Dataset records:
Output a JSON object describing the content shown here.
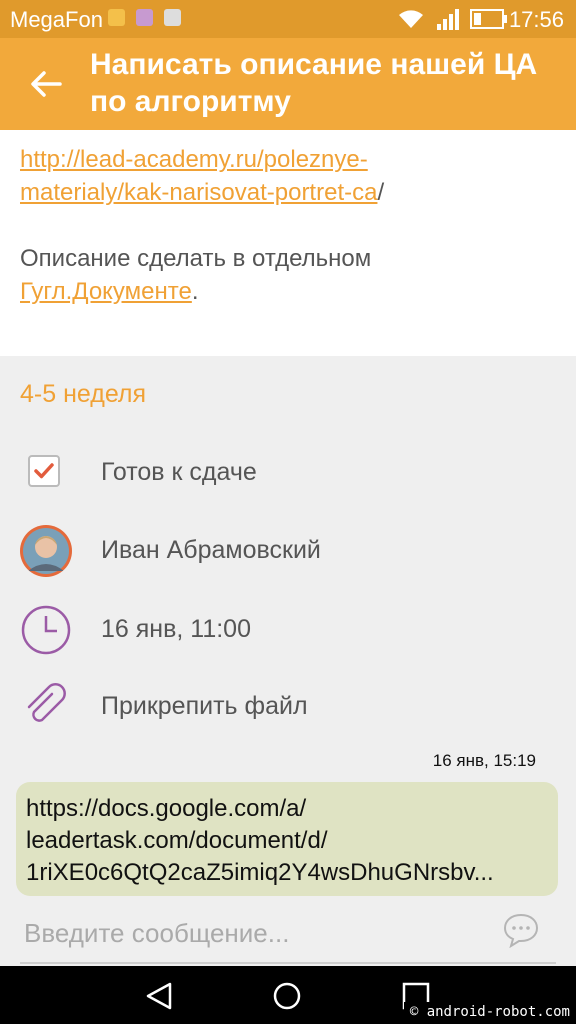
{
  "status_bar": {
    "carrier": "MegaFon",
    "time": "17:56",
    "icons": [
      "notification-1-icon",
      "image-notification-icon",
      "mail-notification-icon",
      "wifi-icon",
      "signal-icon",
      "battery-icon"
    ]
  },
  "header": {
    "title": "Написать описание нашей ЦА по алгоритму",
    "back_icon": "back-arrow-icon"
  },
  "description": {
    "link_line1": "http://lead-academy.ru/poleznye-",
    "link_line2": "materialy/kak-narisovat-portret-ca",
    "link_suffix": "/",
    "text": "Описание сделать в отдельном",
    "doc_link": "Гугл.Документе",
    "text_end": "."
  },
  "task": {
    "week": "4-5 неделя",
    "checkbox_label": "Готов к сдаче",
    "checkbox_checked": true,
    "assignee": "Иван Абрамовский",
    "due": "16 янв, 11:00",
    "attach": "Прикрепить файл"
  },
  "message": {
    "time": "16 янв, 15:19",
    "line1": "https://docs.google.com/a/",
    "line2": "leadertask.com/document/d/",
    "line3": "1riXE0c6QtQ2caZ5imiq2Y4wsDhuGNrsbv..."
  },
  "composer": {
    "placeholder": "Введите сообщение..."
  },
  "watermark": "© android-robot.com",
  "colors": {
    "accent": "#f0a135",
    "appbar": "#f2a93b",
    "statusbar": "#e09a2c",
    "icon": "#9b5ba6",
    "check": "#e25c3d",
    "bubble": "#dfe3c3"
  }
}
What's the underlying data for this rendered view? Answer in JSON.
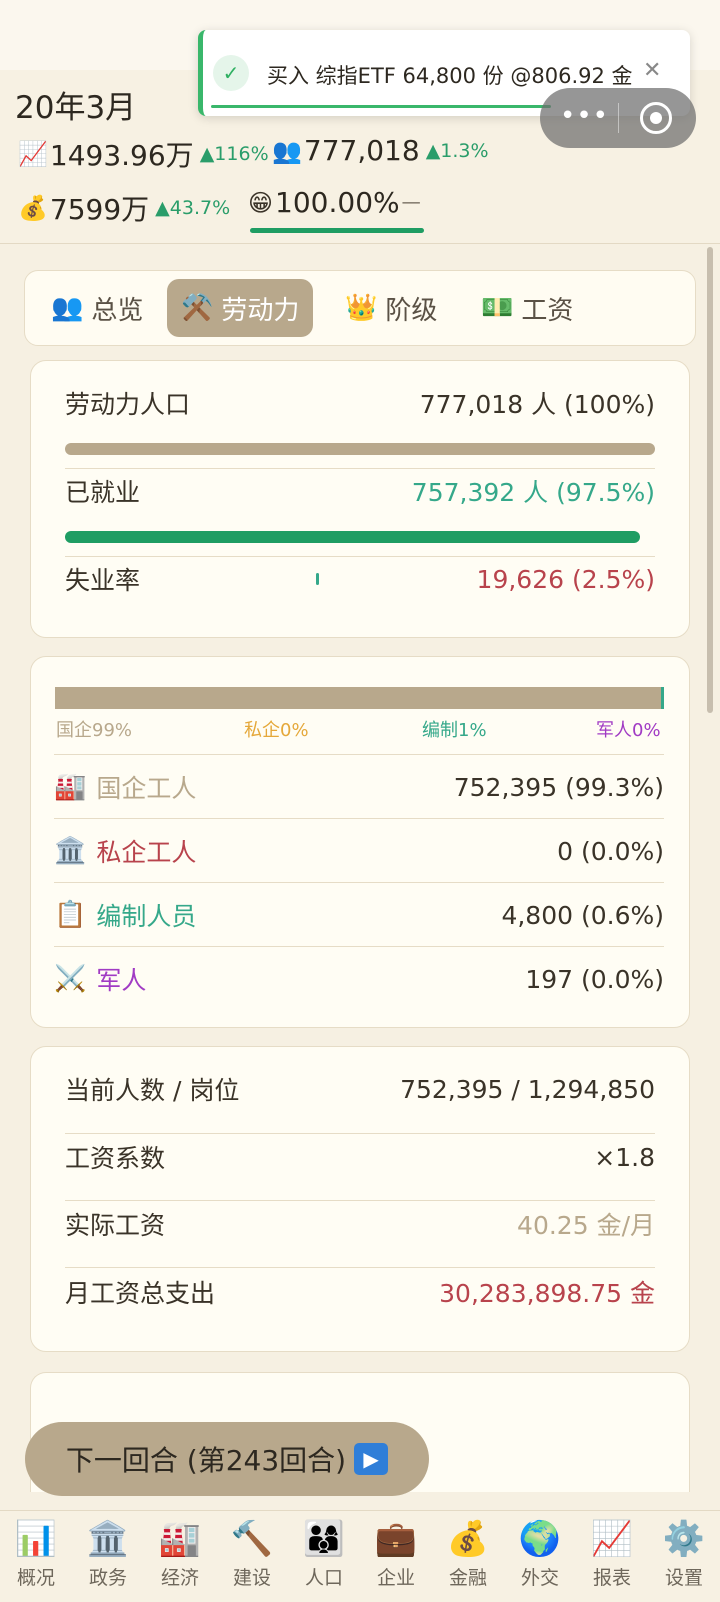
{
  "header": {
    "date": "20年3月",
    "gdp": {
      "icon": "📈",
      "value": "1493.96万",
      "change": "▲116%"
    },
    "population": {
      "icon": "👥",
      "value": "777,018",
      "change": "▲1.3%"
    },
    "treasury": {
      "icon": "💰",
      "value": "7599万",
      "change": "▲43.7%"
    },
    "happiness": {
      "icon": "😁",
      "value": "100.00%",
      "trend": "一"
    }
  },
  "toast": {
    "check": "✓",
    "text": "买入 综指ETF 64,800 份 @806.92 金",
    "close": "✕"
  },
  "capsule": {
    "dots": "•••"
  },
  "tabs": [
    {
      "icon": "👥",
      "label": "总览"
    },
    {
      "icon": "⚒️",
      "label": "劳动力"
    },
    {
      "icon": "👑",
      "label": "阶级"
    },
    {
      "icon": "💵",
      "label": "工资"
    }
  ],
  "labor": {
    "labor_pop_label": "劳动力人口",
    "labor_pop_value": "777,018 人 (100%)",
    "employed_label": "已就业",
    "employed_value": "757,392 人 (97.5%)",
    "employed_pct": 97.5,
    "unemp_label": "失业率",
    "unemp_value": "19,626 (2.5%)",
    "unemp_pct": 2.5,
    "colors": {
      "tan": "#b8a88c",
      "green": "#1f9d63",
      "red": "#b8434c",
      "orange": "#e5a83a",
      "teal": "#35a88a",
      "purple": "#a13bc4"
    }
  },
  "sectors": {
    "legend": [
      "国企99%",
      "私企0%",
      "编制1%",
      "军人0%"
    ],
    "shares": [
      99.3,
      0.0,
      0.6,
      0.0
    ],
    "rows": [
      {
        "icon": "🏭",
        "label": "国企工人",
        "value": "752,395 (99.3%)"
      },
      {
        "icon": "🏛️",
        "label": "私企工人",
        "value": "0 (0.0%)"
      },
      {
        "icon": "📋",
        "label": "编制人员",
        "value": "4,800 (0.6%)"
      },
      {
        "icon": "⚔️",
        "label": "军人",
        "value": "197 (0.0%)"
      }
    ]
  },
  "wages": {
    "rows": [
      {
        "label": "当前人数 / 岗位",
        "value": "752,395 / 1,294,850"
      },
      {
        "label": "工资系数",
        "value": "×1.8"
      },
      {
        "label": "实际工资",
        "value": "40.25 金/月"
      },
      {
        "label": "月工资总支出",
        "value": "30,283,898.75 金"
      }
    ]
  },
  "next_turn": {
    "label": "下一回合 (第243回合)",
    "icon": "▶"
  },
  "bottom_nav": [
    {
      "icon": "📊",
      "label": "概况"
    },
    {
      "icon": "🏛️",
      "label": "政务"
    },
    {
      "icon": "🏭",
      "label": "经济"
    },
    {
      "icon": "🔨",
      "label": "建设"
    },
    {
      "icon": "👨‍👩‍👦",
      "label": "人口"
    },
    {
      "icon": "💼",
      "label": "企业"
    },
    {
      "icon": "💰",
      "label": "金融"
    },
    {
      "icon": "🌍",
      "label": "外交"
    },
    {
      "icon": "📈",
      "label": "报表"
    },
    {
      "icon": "⚙️",
      "label": "设置"
    }
  ]
}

_Work to complete_: Output all of the data exactly as it stands, minus any images.

_Exercise response_:
Output a JSON object describing the content shown here.
{
  "status_bar": {
    "carrier": "MegaFon",
    "time": "17:56",
    "icons": [
      "notification-1-icon",
      "image-notification-icon",
      "mail-notification-icon",
      "wifi-icon",
      "signal-icon",
      "battery-icon"
    ]
  },
  "header": {
    "title": "Написать описание нашей ЦА по алгоритму",
    "back_icon": "back-arrow-icon"
  },
  "description": {
    "link_line1": "http://lead-academy.ru/poleznye-",
    "link_line2": "materialy/kak-narisovat-portret-ca",
    "link_suffix": "/",
    "text": "Описание сделать в отдельном",
    "doc_link": "Гугл.Документе",
    "text_end": "."
  },
  "task": {
    "week": "4-5 неделя",
    "checkbox_label": "Готов к сдаче",
    "checkbox_checked": true,
    "assignee": "Иван Абрамовский",
    "due": "16 янв, 11:00",
    "attach": "Прикрепить файл"
  },
  "message": {
    "time": "16 янв, 15:19",
    "line1": "https://docs.google.com/a/",
    "line2": "leadertask.com/document/d/",
    "line3": "1riXE0c6QtQ2caZ5imiq2Y4wsDhuGNrsbv..."
  },
  "composer": {
    "placeholder": "Введите сообщение..."
  },
  "watermark": "© android-robot.com",
  "colors": {
    "accent": "#f0a135",
    "appbar": "#f2a93b",
    "statusbar": "#e09a2c",
    "icon": "#9b5ba6",
    "check": "#e25c3d",
    "bubble": "#dfe3c3"
  }
}
What's the underlying data for this rendered view? Answer in JSON.
{
  "header": {
    "date": "20年3月",
    "gdp": {
      "icon": "📈",
      "value": "1493.96万",
      "change": "▲116%"
    },
    "population": {
      "icon": "👥",
      "value": "777,018",
      "change": "▲1.3%"
    },
    "treasury": {
      "icon": "💰",
      "value": "7599万",
      "change": "▲43.7%"
    },
    "happiness": {
      "icon": "😁",
      "value": "100.00%",
      "trend": "一"
    }
  },
  "toast": {
    "check": "✓",
    "text": "买入 综指ETF 64,800 份 @806.92 金",
    "close": "✕"
  },
  "capsule": {
    "dots": "•••"
  },
  "tabs": [
    {
      "icon": "👥",
      "label": "总览"
    },
    {
      "icon": "⚒️",
      "label": "劳动力"
    },
    {
      "icon": "👑",
      "label": "阶级"
    },
    {
      "icon": "💵",
      "label": "工资"
    }
  ],
  "labor": {
    "labor_pop_label": "劳动力人口",
    "labor_pop_value": "777,018 人 (100%)",
    "employed_label": "已就业",
    "employed_value": "757,392 人 (97.5%)",
    "employed_pct": 97.5,
    "unemp_label": "失业率",
    "unemp_value": "19,626 (2.5%)",
    "unemp_pct": 2.5,
    "colors": {
      "tan": "#b8a88c",
      "green": "#1f9d63",
      "red": "#b8434c",
      "orange": "#e5a83a",
      "teal": "#35a88a",
      "purple": "#a13bc4"
    }
  },
  "sectors": {
    "legend": [
      "国企99%",
      "私企0%",
      "编制1%",
      "军人0%"
    ],
    "shares": [
      99.3,
      0.0,
      0.6,
      0.0
    ],
    "rows": [
      {
        "icon": "🏭",
        "label": "国企工人",
        "value": "752,395 (99.3%)"
      },
      {
        "icon": "🏛️",
        "label": "私企工人",
        "value": "0 (0.0%)"
      },
      {
        "icon": "📋",
        "label": "编制人员",
        "value": "4,800 (0.6%)"
      },
      {
        "icon": "⚔️",
        "label": "军人",
        "value": "197 (0.0%)"
      }
    ]
  },
  "wages": {
    "rows": [
      {
        "label": "当前人数 / 岗位",
        "value": "752,395 / 1,294,850"
      },
      {
        "label": "工资系数",
        "value": "×1.8"
      },
      {
        "label": "实际工资",
        "value": "40.25 金/月"
      },
      {
        "label": "月工资总支出",
        "value": "30,283,898.75 金"
      }
    ]
  },
  "next_turn": {
    "label": "下一回合 (第243回合)",
    "icon": "▶"
  },
  "bottom_nav": [
    {
      "icon": "📊",
      "label": "概况"
    },
    {
      "icon": "🏛️",
      "label": "政务"
    },
    {
      "icon": "🏭",
      "label": "经济"
    },
    {
      "icon": "🔨",
      "label": "建设"
    },
    {
      "icon": "👨‍👩‍👦",
      "label": "人口"
    },
    {
      "icon": "💼",
      "label": "企业"
    },
    {
      "icon": "💰",
      "label": "金融"
    },
    {
      "icon": "🌍",
      "label": "外交"
    },
    {
      "icon": "📈",
      "label": "报表"
    },
    {
      "icon": "⚙️",
      "label": "设置"
    }
  ]
}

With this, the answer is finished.